▸ SOURCE TEXT
BEGIN
But if you look at EULAs from the perspective of the players annoyed by the BlackSnows of the world, they look a lot better. I'm not as willing to go as far as Dibbell and call the EULAs democratic, but I'm certainly willing to see them as forces for good. The player-base wants the gods to come down on some miscreants like a ton of arbitrary and unreviewable bricks. And if we believe in the openness of game societies, we want them to be able to. This is how you keep the eBayers away, this is how you resist the intrusion of intellectual property law, this is how you keep your game "just a game."
Remember how much time I spent on the distinction between a free-as-in-speech game and a free-as-in-speech game platform? If we buy Dibbell's argument that the EULA is in fact one of the major bulwarks keeping games fun, then we have on our hands a profound tension between these two concepts, or at least between the most obvious versions of them. If your game platform -- your game's rules and infrastructure -- is non-coercive, then your game is going to have a serious problem resisting the intrusion of decidedly unfree real-life values as soon as your players start to care greatly about it. Only if your game is so trivial and so boring that no one attaches any significance to what happens there will the sense of play survive unaided.
This is not to say that it is impossible to conceive of a game whose ownership or leadership is democratic and participatory. You could have a player-owned game that works like an employee-owned company; you could have a game whose administrators are legally bound to implement the democratically-expressed views of a majority of its player-base. You might even have an open-source "game" like the SourceForge "game," where "players" (developers) share a "virtual world" (a project) and interact by making "moves" (code submissions) in that world.
But all of these models have someone who can pull the plug or boot an arbitrary user; even if few plugs are ever pulled, the power to pull them is still there. All available evidence indicates that any "game" that truly tries to operate like the Internet -- end-to-end, distributed, peer-to-peer -- winds up looking like the Internet, which is to say, it winds up looking more and more like the offline world.
END
[Page layout parsing data]
BEGIN
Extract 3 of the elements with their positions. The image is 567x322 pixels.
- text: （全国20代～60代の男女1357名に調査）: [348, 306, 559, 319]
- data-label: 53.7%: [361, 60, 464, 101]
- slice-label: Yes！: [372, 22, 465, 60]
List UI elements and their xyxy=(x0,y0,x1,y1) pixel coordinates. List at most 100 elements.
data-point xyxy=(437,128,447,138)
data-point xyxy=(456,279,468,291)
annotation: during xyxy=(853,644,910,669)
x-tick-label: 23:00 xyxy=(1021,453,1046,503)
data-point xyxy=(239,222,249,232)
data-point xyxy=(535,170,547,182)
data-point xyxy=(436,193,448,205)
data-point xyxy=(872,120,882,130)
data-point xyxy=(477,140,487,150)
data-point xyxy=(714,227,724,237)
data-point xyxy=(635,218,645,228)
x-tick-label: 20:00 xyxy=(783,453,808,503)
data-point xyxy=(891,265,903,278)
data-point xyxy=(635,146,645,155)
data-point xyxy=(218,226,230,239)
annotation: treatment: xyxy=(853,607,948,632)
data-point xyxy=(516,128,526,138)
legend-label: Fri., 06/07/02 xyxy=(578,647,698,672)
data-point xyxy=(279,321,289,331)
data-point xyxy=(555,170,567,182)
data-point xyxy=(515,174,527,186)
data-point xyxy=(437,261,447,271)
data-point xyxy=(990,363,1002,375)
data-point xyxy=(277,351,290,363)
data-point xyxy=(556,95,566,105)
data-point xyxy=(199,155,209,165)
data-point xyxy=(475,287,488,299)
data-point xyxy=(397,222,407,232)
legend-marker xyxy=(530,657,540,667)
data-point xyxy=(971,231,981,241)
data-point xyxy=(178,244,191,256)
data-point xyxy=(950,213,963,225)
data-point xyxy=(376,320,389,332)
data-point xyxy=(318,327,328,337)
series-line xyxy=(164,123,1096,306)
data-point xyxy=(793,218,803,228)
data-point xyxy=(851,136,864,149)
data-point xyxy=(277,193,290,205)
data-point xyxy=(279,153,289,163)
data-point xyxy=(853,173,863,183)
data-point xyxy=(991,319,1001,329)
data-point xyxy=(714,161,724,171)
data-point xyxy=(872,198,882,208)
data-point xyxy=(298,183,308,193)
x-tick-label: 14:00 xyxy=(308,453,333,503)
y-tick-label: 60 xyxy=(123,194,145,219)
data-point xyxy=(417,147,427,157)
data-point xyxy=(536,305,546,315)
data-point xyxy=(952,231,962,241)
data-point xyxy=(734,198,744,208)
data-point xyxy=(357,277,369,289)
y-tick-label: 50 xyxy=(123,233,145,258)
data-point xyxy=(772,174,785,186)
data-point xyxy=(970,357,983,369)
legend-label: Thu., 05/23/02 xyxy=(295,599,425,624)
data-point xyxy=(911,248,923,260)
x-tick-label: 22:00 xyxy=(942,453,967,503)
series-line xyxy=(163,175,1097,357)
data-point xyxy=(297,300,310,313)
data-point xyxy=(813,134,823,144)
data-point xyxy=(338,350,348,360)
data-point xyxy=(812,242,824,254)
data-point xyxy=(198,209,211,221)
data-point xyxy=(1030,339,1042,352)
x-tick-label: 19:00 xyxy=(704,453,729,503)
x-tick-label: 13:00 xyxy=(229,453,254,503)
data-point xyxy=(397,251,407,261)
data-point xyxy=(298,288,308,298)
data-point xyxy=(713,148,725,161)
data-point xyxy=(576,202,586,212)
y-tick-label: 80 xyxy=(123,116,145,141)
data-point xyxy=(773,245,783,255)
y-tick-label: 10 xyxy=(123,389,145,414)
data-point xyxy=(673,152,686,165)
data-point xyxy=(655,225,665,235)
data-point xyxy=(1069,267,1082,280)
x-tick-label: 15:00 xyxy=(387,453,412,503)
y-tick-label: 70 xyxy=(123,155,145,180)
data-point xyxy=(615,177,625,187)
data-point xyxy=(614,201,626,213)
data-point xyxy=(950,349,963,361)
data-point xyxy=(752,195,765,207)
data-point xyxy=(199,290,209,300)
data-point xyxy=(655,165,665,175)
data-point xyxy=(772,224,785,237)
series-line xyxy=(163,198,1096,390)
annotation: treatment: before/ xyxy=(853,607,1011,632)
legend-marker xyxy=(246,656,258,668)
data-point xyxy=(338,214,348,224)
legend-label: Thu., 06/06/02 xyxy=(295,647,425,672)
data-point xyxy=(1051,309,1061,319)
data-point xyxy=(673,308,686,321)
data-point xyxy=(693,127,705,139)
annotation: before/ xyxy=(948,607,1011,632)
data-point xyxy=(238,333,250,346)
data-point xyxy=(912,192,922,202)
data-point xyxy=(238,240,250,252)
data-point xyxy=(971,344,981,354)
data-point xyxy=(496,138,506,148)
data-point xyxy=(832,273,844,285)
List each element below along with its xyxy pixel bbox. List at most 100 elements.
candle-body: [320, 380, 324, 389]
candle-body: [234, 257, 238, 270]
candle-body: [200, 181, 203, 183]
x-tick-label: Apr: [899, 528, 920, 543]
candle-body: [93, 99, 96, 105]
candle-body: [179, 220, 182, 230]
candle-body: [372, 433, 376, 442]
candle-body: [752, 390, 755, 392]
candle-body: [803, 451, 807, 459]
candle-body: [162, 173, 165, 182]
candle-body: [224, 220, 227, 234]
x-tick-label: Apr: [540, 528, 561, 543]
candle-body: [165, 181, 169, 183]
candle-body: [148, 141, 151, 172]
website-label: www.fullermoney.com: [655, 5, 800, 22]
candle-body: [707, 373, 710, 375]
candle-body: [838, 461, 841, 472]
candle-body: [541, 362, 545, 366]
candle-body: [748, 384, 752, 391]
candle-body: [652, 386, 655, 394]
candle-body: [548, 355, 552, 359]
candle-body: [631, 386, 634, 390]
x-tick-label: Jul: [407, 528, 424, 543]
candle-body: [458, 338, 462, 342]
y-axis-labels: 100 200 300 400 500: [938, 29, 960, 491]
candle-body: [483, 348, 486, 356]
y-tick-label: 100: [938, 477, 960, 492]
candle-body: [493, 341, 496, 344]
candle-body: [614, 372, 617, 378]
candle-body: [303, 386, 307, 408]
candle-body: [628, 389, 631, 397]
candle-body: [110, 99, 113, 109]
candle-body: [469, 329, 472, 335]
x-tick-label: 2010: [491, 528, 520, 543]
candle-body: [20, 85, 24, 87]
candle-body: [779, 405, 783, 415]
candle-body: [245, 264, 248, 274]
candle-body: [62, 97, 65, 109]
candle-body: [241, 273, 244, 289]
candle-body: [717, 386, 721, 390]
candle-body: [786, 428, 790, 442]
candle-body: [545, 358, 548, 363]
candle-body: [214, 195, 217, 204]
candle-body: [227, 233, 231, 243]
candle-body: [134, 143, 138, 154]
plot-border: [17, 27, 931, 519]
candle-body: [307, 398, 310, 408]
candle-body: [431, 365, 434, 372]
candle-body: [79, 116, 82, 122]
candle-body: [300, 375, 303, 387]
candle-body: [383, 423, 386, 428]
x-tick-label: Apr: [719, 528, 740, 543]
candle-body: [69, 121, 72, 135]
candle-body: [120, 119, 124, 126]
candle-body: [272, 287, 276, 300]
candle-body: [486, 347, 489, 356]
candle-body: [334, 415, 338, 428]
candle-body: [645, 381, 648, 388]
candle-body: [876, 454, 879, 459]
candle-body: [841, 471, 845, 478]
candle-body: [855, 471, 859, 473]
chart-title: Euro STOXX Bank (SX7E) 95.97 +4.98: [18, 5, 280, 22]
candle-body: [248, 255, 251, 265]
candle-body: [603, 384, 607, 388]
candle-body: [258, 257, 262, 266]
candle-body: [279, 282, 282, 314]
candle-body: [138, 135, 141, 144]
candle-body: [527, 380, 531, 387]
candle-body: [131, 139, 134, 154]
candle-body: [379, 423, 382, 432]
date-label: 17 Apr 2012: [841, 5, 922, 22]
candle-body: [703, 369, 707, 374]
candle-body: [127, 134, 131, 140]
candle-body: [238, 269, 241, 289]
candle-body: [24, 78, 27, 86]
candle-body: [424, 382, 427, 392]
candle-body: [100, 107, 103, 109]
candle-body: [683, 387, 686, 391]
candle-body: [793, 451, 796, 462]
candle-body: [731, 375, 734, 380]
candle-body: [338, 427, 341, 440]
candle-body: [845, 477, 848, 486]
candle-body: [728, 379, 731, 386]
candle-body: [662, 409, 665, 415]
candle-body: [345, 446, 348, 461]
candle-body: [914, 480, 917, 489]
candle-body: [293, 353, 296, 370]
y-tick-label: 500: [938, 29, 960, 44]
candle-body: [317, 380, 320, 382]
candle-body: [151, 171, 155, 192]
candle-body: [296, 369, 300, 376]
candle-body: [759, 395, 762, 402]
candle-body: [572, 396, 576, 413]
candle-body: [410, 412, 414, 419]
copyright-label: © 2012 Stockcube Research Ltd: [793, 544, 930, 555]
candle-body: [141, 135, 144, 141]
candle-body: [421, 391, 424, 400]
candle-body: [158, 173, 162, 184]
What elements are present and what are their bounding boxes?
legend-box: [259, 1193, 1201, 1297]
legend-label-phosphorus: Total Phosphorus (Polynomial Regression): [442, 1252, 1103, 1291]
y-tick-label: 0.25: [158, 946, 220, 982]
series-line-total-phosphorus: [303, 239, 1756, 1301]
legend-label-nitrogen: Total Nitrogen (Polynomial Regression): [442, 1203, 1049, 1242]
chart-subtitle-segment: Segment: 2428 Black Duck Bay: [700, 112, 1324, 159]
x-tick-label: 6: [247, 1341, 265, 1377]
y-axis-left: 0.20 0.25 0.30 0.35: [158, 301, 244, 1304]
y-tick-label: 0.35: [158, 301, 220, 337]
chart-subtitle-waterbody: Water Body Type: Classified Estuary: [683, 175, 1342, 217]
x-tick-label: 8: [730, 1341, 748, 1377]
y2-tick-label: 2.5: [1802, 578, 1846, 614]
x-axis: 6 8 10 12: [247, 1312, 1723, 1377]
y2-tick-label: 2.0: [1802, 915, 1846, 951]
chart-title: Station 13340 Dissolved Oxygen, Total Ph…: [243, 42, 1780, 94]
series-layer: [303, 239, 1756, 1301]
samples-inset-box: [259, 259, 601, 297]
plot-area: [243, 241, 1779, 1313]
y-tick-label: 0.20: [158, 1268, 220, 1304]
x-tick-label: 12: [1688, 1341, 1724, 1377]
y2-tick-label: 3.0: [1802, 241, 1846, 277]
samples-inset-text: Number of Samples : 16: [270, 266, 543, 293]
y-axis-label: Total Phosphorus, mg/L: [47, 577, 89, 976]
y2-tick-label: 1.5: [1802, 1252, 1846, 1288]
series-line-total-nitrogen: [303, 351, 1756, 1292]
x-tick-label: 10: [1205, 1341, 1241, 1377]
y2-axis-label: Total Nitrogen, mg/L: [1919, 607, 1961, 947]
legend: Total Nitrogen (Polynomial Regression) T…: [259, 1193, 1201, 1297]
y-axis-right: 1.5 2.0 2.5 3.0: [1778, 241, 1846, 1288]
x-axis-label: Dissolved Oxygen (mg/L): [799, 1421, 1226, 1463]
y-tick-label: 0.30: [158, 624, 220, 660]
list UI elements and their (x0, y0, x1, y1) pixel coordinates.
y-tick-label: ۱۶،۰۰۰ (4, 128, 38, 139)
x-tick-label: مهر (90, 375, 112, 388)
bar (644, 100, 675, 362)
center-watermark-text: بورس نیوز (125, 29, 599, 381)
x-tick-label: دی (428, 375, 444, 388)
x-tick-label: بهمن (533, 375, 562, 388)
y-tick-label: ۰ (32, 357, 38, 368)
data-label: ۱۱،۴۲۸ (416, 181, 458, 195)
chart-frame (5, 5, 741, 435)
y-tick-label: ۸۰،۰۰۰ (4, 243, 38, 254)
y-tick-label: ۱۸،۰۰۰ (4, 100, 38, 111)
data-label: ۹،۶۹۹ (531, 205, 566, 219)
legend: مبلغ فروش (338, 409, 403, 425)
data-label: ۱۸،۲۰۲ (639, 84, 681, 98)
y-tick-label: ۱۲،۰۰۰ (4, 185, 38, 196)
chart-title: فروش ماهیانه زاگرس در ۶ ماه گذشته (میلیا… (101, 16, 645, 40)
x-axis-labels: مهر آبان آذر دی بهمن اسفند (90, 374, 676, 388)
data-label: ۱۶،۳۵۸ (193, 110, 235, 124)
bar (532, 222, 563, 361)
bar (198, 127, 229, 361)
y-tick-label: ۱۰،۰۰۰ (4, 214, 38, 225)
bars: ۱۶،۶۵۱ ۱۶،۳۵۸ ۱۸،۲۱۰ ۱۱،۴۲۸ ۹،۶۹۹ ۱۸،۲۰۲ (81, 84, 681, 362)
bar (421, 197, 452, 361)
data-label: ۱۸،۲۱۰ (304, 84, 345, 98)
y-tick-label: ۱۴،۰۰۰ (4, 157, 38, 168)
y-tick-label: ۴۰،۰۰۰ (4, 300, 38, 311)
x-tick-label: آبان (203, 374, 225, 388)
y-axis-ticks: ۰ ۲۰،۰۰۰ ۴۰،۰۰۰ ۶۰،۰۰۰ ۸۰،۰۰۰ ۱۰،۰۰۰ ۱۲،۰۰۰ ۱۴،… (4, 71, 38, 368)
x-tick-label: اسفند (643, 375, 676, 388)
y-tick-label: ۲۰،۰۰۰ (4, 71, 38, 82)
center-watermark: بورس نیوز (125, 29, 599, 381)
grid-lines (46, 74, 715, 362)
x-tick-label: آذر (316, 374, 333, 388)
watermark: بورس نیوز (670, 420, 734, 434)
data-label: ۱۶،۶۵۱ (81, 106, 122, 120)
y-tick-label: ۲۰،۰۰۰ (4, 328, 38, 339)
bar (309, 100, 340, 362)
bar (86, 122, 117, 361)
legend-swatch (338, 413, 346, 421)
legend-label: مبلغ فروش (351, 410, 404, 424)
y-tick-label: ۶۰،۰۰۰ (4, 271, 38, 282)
END
▸ CHECK YOUR UNDERSTANDING
1. According to the essay on game EULAs, what happens to any "game" that truly tries to operate like the Internet?
2. Carry on the essay on game EULAs and free game platforms, starting after its last sentence.

▸ RESULTS IN ORDER
1. It winds up looking like the Internet, which means it looks more and more like the offline world.

2.
I don't want to say that a free-as-in-speech game platform can't lead to a free-as-in-speech game, or to a game worthwhile for other reasons. I like to believe in the transformative cultural power of open architecture. In general, there is a connection between infrastructure and freedom. But there are cases in which the relationship is not so simple, and I'm increasingly coming to think that games are one of those cases. Those "jujitsu moves" that Benkler mourns may be necessary now and then in our modern society. After all, the great modern information commonses are built on the backs of precisely such moves -- the GPL, Creative Commons, and all the other licenses that turn the nasty power of copyright into an enforcable form of sharing.
So one last question for the lawyers in the audience. What would a General Public End User Licence Agreement look like, do you think?
UPDATED 12:40 AM, November 4: changed sentence in last paragraph from " . . . that Benkler mocks may in fact be necessary . . . ." to ". . . that Benkler mourns may be necessary. . . ." I think Benkler's attitude was more saddened than scornful, and "mocks" was the wrong word choice. The "in fact" was just clumsy phrasing.